[Data entries for graphics]
◆ ◆ ◆ ◆ ◆
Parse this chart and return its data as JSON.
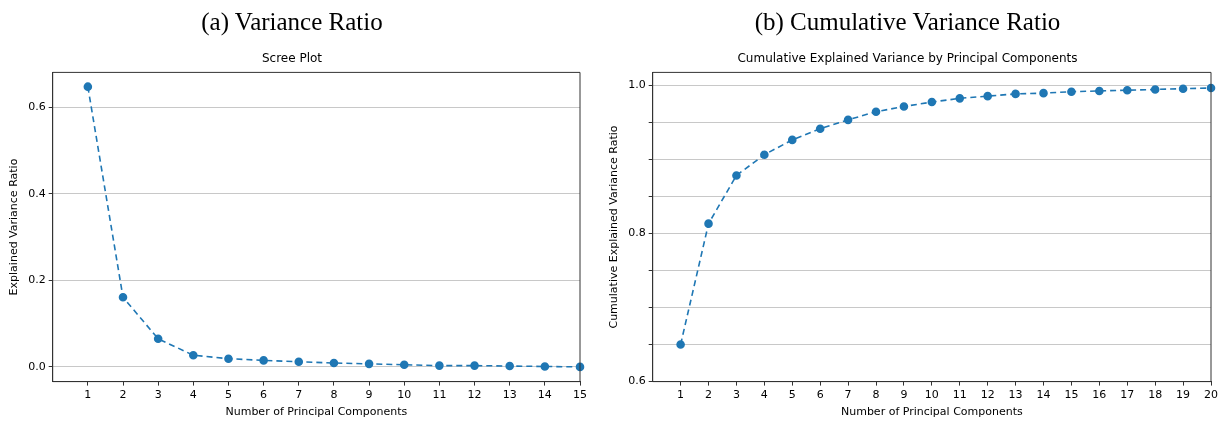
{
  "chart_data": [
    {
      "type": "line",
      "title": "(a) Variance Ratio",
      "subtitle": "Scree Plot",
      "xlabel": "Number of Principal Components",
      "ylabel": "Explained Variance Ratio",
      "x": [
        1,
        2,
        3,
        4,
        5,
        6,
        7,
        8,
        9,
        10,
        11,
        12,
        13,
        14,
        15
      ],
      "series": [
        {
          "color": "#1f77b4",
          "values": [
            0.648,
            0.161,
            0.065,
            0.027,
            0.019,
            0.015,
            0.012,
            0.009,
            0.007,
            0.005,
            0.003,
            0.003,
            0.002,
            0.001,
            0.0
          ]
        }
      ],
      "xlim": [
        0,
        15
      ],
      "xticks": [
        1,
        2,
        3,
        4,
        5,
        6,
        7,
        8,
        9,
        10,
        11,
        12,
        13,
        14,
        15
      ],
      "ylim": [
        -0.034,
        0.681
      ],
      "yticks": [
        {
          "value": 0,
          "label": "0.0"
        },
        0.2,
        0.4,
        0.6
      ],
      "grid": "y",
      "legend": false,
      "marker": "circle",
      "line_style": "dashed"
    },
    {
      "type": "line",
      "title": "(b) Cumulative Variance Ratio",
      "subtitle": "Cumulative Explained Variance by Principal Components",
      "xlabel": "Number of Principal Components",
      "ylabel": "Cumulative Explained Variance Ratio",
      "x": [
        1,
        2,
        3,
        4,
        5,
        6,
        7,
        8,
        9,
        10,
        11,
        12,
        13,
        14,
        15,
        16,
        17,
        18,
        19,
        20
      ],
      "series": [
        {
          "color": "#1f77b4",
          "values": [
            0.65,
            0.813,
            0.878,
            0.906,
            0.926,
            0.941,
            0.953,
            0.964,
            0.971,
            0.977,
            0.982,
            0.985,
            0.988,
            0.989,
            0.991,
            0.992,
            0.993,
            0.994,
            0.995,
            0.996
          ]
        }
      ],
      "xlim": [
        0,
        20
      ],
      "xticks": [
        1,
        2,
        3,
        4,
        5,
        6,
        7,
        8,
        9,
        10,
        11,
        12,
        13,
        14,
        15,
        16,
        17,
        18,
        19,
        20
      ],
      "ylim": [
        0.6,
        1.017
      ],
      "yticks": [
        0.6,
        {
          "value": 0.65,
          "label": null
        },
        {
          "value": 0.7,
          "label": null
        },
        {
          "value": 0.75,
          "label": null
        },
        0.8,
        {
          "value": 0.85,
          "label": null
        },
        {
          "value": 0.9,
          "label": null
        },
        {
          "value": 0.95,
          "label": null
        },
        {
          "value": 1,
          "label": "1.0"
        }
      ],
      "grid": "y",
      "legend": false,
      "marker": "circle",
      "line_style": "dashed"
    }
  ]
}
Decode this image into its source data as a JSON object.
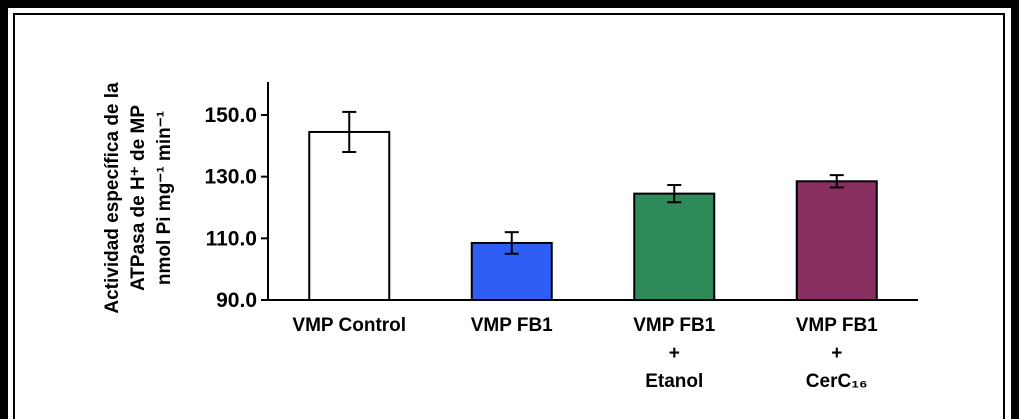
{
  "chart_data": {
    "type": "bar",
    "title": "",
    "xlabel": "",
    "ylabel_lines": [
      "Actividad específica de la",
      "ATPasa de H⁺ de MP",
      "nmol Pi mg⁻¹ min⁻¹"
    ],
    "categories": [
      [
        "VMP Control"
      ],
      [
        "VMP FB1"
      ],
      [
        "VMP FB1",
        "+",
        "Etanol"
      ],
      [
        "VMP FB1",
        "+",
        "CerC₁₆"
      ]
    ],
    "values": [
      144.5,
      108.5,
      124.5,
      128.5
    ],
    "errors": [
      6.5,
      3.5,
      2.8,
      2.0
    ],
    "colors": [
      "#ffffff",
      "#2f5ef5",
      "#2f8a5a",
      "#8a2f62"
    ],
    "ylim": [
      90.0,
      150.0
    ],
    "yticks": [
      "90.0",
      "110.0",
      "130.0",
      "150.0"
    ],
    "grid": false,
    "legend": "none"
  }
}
◆ ◆ ◆ ◆ ◆
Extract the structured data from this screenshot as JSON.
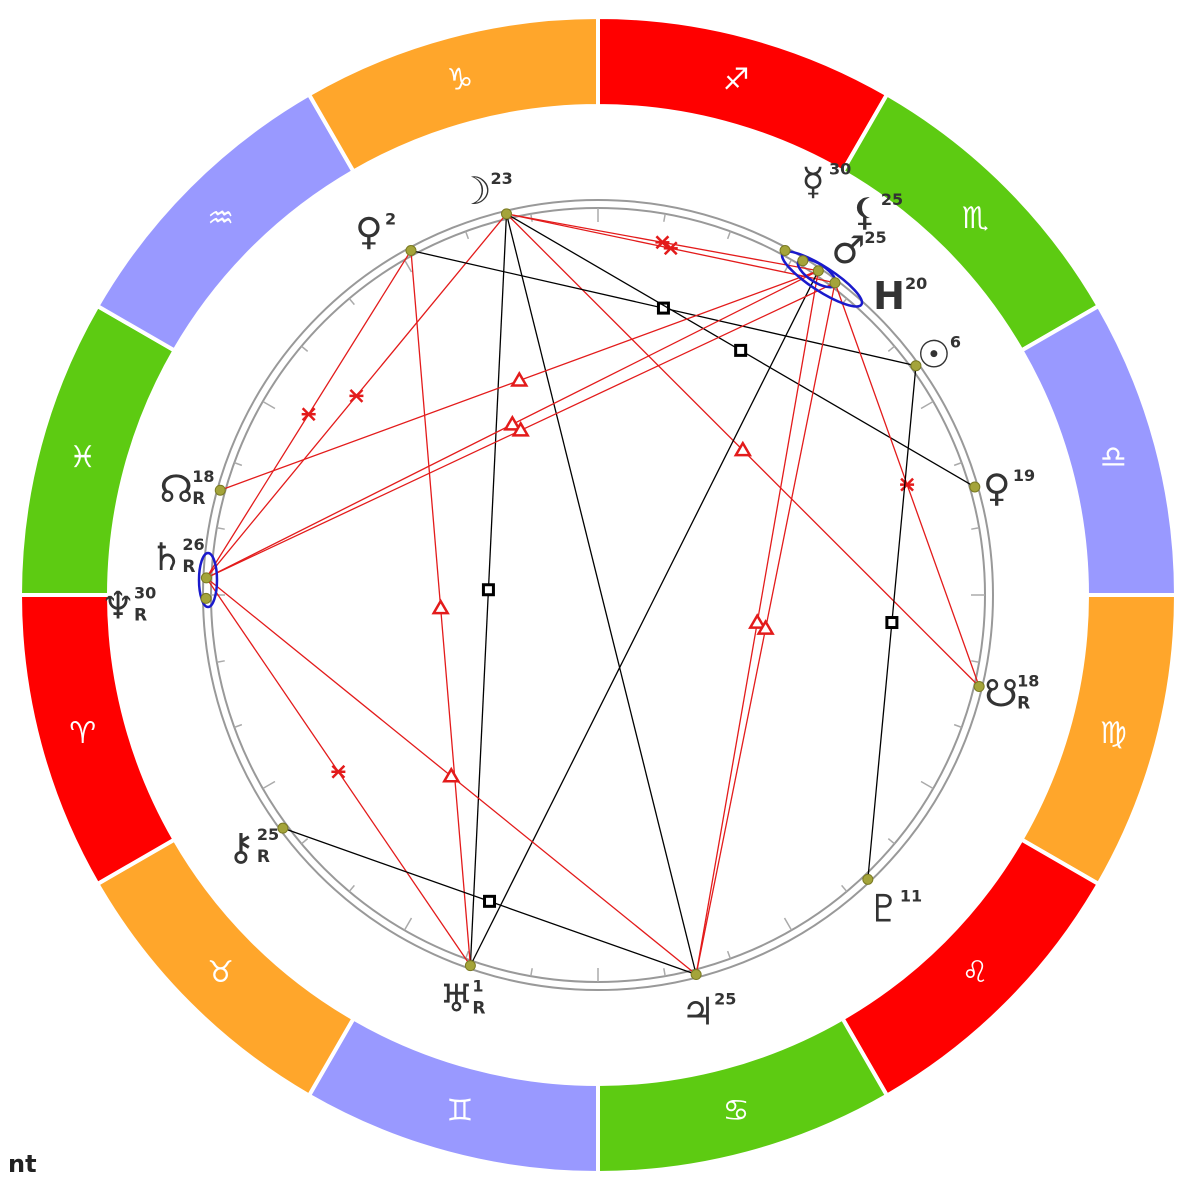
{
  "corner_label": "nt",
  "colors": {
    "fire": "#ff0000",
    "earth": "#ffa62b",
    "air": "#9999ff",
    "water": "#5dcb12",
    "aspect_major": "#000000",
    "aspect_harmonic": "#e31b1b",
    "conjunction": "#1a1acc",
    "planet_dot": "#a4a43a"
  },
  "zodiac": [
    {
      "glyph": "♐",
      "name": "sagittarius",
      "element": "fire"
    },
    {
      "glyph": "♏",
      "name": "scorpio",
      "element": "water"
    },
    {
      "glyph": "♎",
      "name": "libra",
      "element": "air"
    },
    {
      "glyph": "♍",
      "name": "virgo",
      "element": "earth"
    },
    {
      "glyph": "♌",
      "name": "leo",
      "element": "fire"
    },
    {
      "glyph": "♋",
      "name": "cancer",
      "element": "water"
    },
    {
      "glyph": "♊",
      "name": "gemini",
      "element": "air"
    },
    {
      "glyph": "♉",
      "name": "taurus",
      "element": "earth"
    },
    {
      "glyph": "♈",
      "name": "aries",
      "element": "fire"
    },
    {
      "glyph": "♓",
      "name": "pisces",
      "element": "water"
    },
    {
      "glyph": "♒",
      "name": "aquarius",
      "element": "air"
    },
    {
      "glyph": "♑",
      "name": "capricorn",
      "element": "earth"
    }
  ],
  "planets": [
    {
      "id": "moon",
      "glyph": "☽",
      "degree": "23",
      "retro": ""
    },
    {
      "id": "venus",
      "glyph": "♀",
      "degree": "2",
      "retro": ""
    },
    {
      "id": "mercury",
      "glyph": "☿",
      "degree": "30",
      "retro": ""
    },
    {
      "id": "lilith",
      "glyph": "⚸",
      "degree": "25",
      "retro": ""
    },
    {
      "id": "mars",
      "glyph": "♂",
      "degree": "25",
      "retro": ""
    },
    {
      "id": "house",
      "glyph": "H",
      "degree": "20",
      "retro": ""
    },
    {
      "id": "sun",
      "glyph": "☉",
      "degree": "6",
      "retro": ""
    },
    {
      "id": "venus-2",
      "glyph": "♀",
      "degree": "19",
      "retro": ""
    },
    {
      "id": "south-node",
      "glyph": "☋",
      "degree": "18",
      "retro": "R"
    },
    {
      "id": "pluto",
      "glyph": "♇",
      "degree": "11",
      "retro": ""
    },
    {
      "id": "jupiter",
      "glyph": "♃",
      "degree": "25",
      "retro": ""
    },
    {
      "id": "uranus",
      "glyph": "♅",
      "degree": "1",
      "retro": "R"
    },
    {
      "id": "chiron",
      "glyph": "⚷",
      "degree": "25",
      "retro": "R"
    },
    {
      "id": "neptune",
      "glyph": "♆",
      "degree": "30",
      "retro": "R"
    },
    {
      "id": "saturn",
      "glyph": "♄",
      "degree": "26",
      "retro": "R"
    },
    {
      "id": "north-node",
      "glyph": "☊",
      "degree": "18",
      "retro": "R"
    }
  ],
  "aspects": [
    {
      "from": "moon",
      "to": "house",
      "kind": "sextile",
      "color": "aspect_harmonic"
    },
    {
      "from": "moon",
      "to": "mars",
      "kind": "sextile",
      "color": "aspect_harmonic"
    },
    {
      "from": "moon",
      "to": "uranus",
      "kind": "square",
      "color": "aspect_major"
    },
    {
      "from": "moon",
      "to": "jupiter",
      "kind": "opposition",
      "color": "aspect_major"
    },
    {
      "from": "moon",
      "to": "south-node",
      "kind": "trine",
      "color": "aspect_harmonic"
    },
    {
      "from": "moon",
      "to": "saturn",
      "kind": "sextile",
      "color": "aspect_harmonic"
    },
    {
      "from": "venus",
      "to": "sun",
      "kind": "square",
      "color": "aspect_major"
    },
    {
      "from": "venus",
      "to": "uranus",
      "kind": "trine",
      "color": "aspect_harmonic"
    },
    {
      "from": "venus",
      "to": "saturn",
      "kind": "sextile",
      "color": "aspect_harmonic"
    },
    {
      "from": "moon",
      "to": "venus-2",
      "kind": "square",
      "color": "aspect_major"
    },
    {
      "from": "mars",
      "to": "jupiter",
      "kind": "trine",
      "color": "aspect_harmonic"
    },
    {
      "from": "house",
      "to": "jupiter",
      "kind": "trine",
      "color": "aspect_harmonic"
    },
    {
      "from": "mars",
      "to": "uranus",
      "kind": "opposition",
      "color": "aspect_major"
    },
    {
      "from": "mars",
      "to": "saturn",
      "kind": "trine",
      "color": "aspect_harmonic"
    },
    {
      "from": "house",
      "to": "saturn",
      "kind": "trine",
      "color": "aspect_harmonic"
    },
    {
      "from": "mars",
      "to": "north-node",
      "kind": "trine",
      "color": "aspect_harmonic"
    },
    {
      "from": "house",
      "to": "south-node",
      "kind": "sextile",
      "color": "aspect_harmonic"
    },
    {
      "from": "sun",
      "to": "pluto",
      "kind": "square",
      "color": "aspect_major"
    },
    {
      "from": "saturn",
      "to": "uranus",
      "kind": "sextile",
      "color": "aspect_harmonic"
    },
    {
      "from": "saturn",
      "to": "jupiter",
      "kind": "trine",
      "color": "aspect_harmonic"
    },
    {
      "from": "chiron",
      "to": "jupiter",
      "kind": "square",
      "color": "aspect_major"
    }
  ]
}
◆ ◆ ◆ ◆ ◆
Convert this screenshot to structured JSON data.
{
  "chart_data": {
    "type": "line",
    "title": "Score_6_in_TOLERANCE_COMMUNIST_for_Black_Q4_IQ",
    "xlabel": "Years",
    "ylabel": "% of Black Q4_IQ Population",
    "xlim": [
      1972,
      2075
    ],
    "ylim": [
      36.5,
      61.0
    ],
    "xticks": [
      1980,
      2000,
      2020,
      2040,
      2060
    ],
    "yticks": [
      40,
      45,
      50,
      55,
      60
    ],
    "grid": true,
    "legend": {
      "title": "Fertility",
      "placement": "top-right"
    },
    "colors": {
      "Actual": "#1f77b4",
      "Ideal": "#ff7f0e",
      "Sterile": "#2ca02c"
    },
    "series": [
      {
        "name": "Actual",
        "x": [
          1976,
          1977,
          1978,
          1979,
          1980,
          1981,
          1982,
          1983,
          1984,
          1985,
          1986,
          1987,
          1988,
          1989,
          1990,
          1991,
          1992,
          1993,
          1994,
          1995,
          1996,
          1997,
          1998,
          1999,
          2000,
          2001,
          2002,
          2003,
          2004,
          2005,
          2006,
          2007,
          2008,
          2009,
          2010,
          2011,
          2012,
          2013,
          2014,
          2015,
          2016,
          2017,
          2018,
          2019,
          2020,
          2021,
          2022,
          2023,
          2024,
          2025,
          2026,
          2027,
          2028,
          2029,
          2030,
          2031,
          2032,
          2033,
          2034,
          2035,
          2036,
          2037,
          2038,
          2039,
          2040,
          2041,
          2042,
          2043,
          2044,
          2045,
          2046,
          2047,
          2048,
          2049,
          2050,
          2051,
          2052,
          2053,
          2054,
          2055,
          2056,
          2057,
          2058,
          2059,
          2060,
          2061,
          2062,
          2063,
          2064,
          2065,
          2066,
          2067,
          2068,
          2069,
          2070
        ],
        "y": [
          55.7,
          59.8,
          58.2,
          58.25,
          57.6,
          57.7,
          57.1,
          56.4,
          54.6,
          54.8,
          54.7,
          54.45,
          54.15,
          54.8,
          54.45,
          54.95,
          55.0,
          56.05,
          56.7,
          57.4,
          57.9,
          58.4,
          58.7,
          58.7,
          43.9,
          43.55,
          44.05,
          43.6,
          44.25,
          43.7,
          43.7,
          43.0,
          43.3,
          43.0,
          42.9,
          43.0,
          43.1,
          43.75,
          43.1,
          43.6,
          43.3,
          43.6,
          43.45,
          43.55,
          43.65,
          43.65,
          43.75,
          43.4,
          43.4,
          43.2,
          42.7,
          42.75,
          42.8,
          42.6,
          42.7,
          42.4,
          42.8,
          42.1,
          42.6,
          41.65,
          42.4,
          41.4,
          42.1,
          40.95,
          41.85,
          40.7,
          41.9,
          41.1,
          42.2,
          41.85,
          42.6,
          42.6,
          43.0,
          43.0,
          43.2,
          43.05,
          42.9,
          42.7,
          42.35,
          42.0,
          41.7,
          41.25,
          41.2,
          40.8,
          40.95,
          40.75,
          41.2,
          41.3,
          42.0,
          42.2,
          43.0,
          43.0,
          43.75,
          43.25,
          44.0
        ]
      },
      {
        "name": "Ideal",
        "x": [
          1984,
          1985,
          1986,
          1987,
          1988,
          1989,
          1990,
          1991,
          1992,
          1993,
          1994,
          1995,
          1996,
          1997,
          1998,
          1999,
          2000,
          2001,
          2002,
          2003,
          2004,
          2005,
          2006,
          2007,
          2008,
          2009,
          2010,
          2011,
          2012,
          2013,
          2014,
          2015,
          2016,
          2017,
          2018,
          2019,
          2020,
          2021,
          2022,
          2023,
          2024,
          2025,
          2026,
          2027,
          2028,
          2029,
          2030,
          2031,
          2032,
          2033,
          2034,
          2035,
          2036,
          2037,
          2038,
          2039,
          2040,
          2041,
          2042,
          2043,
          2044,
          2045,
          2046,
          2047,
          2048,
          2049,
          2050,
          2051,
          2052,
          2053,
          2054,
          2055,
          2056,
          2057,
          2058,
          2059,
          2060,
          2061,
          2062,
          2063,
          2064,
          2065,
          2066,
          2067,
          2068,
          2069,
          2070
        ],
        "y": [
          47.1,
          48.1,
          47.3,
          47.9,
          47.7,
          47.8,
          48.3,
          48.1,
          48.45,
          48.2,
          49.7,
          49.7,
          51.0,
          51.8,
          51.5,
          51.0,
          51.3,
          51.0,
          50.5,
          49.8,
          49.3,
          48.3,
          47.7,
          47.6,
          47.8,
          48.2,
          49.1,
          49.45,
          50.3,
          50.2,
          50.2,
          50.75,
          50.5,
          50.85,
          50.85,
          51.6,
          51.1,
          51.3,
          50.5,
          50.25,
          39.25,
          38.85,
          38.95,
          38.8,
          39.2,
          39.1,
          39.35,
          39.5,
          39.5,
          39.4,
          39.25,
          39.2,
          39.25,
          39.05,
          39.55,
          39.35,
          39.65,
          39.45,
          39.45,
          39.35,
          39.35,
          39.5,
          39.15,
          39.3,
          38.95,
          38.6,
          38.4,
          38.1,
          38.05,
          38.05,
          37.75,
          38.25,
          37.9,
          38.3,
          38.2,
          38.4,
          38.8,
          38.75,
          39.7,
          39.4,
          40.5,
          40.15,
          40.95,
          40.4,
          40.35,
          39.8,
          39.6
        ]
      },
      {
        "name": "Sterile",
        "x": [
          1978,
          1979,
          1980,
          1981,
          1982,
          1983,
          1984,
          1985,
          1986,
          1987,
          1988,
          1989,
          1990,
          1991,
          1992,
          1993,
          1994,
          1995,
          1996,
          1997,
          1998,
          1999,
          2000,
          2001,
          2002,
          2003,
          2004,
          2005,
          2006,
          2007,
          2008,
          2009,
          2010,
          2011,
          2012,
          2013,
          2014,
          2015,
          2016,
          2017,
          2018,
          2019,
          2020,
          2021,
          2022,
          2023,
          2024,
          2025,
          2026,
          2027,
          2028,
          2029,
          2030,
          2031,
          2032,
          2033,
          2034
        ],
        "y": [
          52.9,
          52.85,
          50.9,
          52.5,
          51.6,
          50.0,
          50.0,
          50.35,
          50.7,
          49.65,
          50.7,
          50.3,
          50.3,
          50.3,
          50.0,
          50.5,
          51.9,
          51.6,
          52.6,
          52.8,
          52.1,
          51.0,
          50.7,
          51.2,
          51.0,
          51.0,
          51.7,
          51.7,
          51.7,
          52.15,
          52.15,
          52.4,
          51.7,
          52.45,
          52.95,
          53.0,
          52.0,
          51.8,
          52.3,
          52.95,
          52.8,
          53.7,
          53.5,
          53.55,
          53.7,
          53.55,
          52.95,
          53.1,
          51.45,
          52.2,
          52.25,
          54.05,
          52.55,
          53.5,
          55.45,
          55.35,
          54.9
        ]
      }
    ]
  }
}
◆ ◆ ◆ ◆ ◆
[WHAT TO PRODUCE]: Locate all lines that include the word "xlabel" and copy them out.

[EXPECTED ANSWER]:
      "xlabel": "Number of Principal Components",
      "xlabel": "Number of Principal Components",
    "xlabel": "",
    "xlabel": "Years",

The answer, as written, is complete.